:: TASK REQUIREMENTS ::
Locate every line in the records below that holds the word "structured" and return each one.
EXTRACTED MATERIAL start
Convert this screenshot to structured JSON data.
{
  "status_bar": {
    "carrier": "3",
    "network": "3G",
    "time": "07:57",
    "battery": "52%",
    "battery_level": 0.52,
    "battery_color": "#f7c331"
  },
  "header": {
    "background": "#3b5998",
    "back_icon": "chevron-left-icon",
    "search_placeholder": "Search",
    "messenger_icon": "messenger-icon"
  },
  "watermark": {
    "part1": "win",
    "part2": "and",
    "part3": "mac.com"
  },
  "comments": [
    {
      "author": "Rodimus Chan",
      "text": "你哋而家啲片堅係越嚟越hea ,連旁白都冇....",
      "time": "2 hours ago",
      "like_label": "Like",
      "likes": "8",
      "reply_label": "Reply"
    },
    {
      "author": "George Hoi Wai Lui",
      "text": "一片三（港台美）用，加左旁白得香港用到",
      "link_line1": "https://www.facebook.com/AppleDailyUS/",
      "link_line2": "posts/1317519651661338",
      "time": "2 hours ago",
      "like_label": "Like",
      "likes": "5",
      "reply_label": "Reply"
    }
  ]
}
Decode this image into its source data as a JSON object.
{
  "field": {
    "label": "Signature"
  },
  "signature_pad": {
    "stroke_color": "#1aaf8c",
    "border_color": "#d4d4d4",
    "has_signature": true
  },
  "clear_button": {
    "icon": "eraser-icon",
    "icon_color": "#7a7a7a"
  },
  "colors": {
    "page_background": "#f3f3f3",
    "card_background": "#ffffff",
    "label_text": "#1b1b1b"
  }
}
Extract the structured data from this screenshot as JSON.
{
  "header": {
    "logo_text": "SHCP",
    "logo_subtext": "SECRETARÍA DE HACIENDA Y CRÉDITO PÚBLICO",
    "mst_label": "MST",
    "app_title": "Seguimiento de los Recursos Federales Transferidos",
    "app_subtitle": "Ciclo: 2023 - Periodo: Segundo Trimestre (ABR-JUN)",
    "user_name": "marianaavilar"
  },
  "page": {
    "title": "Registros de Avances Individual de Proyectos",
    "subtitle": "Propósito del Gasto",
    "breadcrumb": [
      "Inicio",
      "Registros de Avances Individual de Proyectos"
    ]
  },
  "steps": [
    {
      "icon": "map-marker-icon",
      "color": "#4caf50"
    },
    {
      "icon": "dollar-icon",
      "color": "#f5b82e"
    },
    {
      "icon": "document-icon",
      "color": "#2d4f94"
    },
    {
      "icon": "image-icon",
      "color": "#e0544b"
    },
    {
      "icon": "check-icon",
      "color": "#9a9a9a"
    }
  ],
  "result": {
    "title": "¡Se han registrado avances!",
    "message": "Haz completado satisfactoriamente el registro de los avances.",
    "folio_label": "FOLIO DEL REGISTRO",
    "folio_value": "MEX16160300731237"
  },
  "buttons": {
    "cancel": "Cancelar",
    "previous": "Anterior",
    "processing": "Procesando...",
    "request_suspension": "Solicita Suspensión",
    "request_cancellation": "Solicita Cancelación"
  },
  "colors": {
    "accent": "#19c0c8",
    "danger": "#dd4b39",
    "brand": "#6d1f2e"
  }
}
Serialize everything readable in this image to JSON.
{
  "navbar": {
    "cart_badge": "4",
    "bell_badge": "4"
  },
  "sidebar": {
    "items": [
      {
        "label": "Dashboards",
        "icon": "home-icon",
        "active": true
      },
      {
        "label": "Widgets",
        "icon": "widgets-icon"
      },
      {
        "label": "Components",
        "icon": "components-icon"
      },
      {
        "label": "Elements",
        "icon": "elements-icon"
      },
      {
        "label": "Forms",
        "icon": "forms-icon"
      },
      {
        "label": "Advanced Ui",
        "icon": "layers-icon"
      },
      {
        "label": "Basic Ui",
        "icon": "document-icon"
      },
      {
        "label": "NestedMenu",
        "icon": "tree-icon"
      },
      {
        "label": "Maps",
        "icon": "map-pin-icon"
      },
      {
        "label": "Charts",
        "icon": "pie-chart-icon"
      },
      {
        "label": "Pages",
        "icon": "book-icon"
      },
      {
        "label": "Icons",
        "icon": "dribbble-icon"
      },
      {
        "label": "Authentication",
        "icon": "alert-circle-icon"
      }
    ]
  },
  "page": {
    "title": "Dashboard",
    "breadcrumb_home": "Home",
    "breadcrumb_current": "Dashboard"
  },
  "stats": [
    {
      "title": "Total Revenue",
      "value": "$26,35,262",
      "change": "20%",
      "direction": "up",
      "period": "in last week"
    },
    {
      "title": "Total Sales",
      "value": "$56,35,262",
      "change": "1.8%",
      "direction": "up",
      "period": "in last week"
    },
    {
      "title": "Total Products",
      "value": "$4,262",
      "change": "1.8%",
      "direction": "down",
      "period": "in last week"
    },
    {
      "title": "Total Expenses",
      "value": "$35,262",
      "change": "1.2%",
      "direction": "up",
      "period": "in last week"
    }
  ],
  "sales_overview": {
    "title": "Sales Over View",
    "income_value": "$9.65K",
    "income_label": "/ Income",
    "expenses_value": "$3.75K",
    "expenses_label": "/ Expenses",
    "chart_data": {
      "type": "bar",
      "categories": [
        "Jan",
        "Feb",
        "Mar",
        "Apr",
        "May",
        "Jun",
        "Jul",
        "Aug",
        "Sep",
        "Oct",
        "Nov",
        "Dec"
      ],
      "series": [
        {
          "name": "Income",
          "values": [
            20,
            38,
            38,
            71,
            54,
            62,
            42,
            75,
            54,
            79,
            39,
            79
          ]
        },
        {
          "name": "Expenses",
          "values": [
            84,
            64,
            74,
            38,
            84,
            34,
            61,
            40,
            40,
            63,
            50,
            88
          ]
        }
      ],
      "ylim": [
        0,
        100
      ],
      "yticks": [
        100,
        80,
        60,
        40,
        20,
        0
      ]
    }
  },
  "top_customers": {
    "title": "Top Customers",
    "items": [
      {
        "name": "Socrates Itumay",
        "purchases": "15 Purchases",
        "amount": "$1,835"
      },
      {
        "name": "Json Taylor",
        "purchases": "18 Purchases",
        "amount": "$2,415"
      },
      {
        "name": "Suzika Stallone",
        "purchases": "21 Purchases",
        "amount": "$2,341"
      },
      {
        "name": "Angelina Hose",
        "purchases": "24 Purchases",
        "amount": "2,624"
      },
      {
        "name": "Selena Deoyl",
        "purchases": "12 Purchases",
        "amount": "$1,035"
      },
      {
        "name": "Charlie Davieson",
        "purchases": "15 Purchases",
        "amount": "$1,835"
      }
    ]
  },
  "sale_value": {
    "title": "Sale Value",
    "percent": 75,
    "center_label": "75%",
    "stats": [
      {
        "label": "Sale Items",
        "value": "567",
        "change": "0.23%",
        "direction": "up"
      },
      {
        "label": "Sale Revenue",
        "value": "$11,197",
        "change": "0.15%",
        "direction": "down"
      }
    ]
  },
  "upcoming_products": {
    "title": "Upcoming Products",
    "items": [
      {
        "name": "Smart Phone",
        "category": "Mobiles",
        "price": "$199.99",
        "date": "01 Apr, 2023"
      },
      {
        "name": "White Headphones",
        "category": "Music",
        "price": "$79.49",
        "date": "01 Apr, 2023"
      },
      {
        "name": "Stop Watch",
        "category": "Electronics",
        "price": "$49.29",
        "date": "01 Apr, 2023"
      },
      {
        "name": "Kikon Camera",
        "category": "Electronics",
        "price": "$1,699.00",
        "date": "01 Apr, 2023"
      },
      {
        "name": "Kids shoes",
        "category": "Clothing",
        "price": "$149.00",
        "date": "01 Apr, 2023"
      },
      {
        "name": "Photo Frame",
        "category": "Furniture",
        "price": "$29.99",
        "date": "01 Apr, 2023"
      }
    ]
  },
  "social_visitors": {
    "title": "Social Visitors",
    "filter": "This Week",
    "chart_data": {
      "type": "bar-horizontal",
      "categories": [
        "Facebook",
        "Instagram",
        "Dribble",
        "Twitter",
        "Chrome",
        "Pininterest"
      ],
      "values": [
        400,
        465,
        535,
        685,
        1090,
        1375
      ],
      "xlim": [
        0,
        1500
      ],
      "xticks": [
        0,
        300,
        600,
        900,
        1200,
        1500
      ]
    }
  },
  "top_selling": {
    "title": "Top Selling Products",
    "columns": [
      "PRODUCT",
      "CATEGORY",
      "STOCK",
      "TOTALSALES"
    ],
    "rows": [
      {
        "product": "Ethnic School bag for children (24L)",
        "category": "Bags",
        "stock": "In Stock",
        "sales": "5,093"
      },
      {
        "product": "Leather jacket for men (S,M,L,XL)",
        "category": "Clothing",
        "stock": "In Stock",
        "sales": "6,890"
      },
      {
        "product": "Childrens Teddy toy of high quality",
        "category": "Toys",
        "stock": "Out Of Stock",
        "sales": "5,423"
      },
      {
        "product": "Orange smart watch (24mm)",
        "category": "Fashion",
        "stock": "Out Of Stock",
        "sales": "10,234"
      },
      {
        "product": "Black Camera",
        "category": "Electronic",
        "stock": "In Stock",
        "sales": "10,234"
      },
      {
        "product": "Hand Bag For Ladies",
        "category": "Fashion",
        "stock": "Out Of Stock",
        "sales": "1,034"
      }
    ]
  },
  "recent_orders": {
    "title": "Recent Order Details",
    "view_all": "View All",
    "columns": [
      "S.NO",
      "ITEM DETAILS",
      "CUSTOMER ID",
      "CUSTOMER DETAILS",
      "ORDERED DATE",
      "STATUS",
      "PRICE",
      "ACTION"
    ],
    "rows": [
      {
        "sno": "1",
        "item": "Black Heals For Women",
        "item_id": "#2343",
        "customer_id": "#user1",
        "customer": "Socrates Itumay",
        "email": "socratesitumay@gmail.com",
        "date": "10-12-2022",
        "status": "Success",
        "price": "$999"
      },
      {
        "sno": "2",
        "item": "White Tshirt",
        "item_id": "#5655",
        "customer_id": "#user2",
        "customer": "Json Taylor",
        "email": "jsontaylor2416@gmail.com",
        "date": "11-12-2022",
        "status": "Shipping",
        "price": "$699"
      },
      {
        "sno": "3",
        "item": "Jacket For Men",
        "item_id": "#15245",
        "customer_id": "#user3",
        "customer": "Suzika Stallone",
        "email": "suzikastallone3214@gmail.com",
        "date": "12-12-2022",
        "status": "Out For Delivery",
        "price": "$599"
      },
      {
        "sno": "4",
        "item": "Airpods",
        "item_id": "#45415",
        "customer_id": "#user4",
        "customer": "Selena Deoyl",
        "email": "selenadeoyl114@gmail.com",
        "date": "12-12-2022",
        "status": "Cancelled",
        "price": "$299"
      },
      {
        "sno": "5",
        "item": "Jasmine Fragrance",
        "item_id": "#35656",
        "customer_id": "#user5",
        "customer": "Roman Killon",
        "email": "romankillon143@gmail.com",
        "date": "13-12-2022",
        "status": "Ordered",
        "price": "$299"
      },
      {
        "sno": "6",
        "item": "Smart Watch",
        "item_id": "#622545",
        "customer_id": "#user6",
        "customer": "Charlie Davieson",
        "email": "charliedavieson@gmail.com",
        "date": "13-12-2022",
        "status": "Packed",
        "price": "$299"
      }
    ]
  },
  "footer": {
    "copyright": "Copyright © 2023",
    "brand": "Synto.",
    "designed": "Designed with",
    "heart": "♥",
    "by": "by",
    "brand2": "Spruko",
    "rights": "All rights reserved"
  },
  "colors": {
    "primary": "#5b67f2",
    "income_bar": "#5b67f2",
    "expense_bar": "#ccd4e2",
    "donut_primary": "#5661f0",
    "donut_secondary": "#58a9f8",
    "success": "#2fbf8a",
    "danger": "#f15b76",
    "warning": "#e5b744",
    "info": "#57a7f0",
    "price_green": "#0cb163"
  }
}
EXTRACTED MATERIAL end
:: EXERCISE OUTPUT ::
Convert this screenshot to structured JSON data.
Extract the structured data from this screenshot as JSON.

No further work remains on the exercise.